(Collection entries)
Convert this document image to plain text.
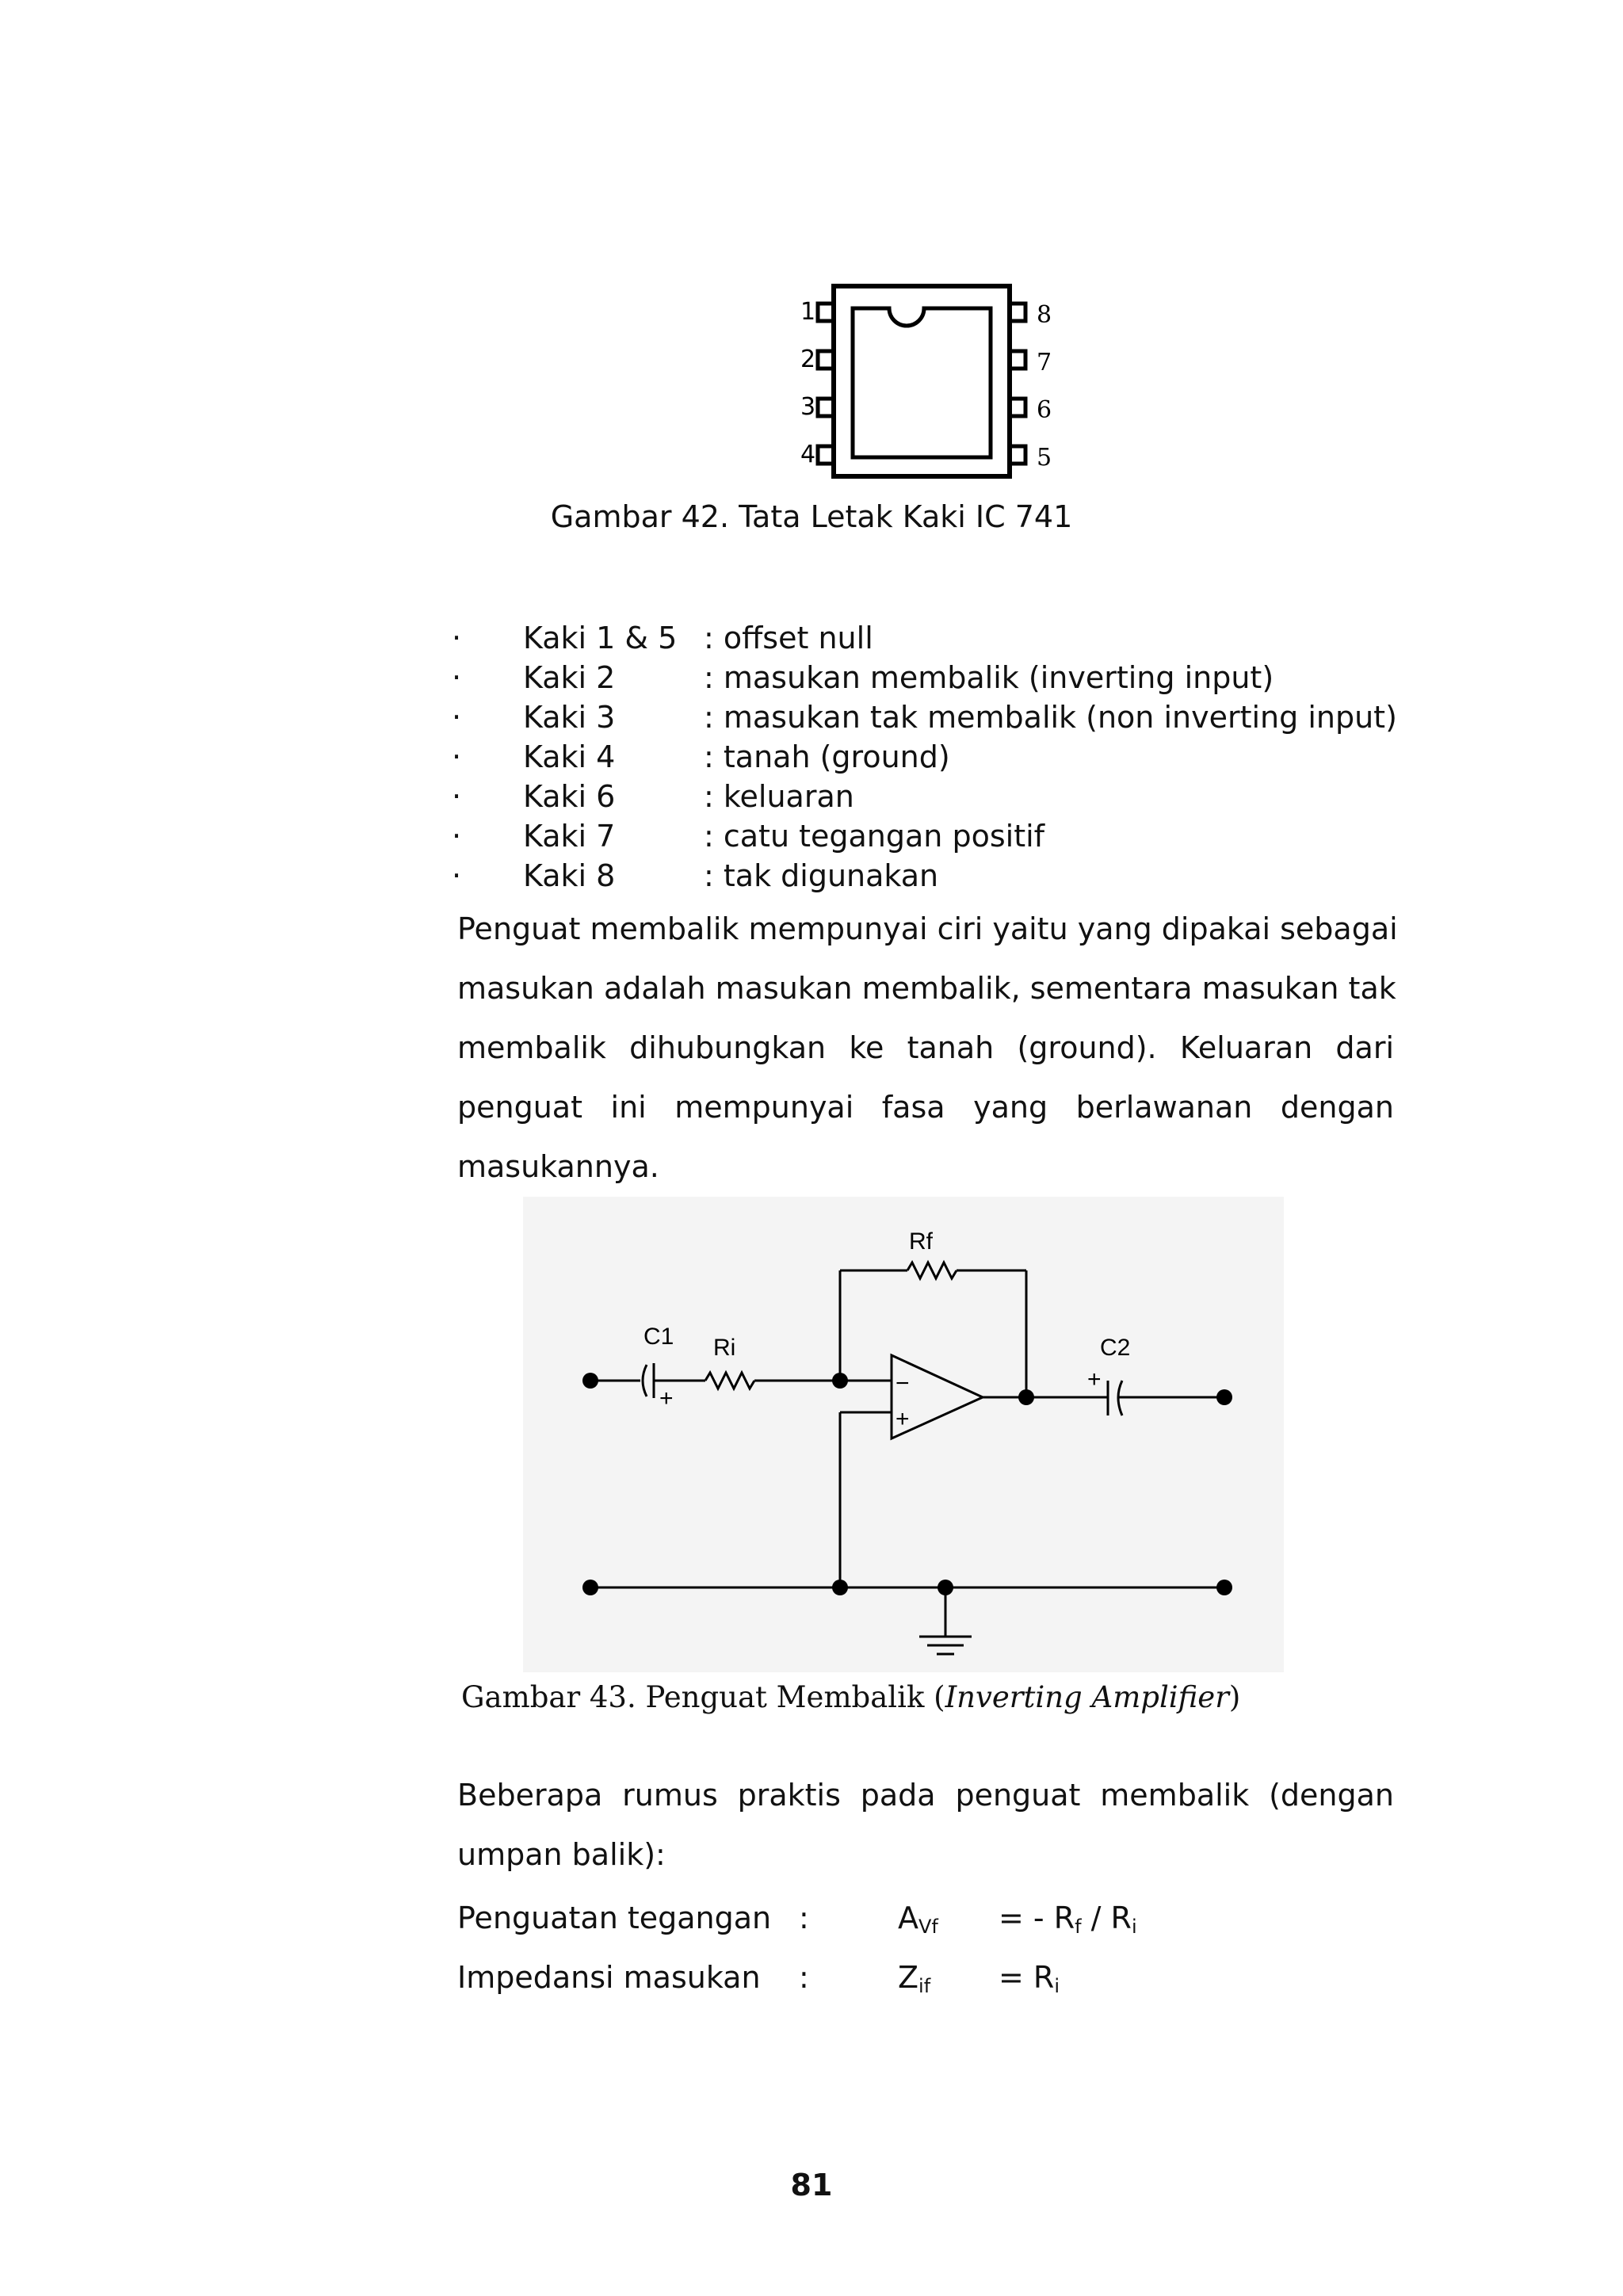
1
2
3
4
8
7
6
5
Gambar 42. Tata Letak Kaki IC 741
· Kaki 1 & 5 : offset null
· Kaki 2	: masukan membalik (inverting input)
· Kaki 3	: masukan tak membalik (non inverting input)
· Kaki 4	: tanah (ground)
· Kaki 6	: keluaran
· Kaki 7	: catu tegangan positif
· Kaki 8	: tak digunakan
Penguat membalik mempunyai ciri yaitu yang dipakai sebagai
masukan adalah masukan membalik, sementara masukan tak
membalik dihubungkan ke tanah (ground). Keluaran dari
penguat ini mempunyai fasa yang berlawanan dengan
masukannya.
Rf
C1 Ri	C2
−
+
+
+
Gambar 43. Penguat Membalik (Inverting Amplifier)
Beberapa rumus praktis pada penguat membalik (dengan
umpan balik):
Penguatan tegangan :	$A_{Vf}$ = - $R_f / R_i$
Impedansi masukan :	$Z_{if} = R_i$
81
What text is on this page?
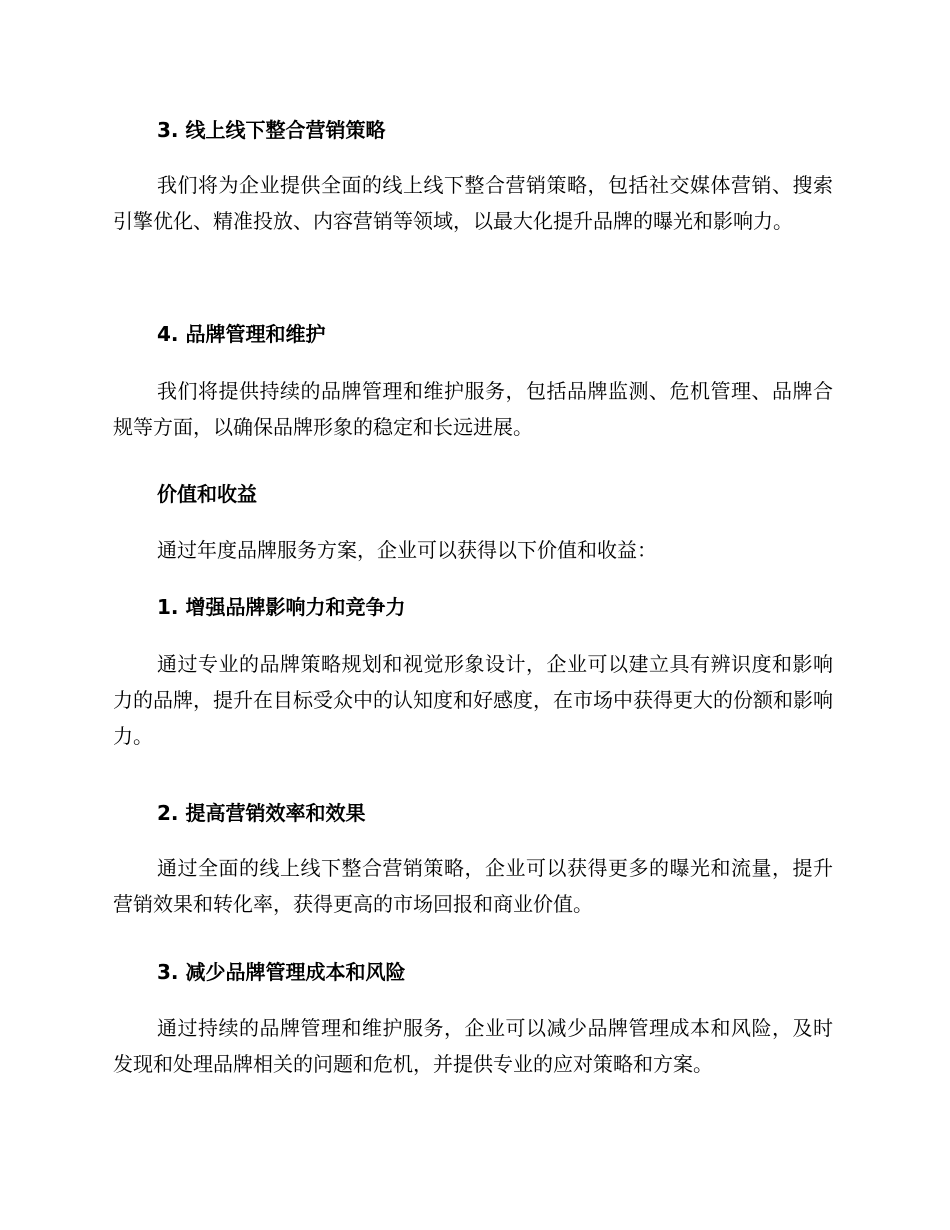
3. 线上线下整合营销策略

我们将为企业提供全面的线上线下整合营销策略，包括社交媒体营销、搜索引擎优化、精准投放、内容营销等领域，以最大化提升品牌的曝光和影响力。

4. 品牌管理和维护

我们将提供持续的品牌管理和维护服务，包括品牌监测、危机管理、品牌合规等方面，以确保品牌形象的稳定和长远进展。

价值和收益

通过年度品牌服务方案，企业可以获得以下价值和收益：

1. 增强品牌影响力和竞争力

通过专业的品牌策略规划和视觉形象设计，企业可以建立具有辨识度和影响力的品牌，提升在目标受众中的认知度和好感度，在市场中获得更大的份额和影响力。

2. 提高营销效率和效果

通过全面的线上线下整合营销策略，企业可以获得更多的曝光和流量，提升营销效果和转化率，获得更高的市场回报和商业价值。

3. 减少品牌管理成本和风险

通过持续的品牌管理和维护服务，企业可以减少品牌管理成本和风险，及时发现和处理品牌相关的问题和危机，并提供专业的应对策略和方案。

_Task statement_. Look through the data above. Copy every line with the string "this" in it.

_Exercise result_.
Convert this document image to plain text.
What text is on this page?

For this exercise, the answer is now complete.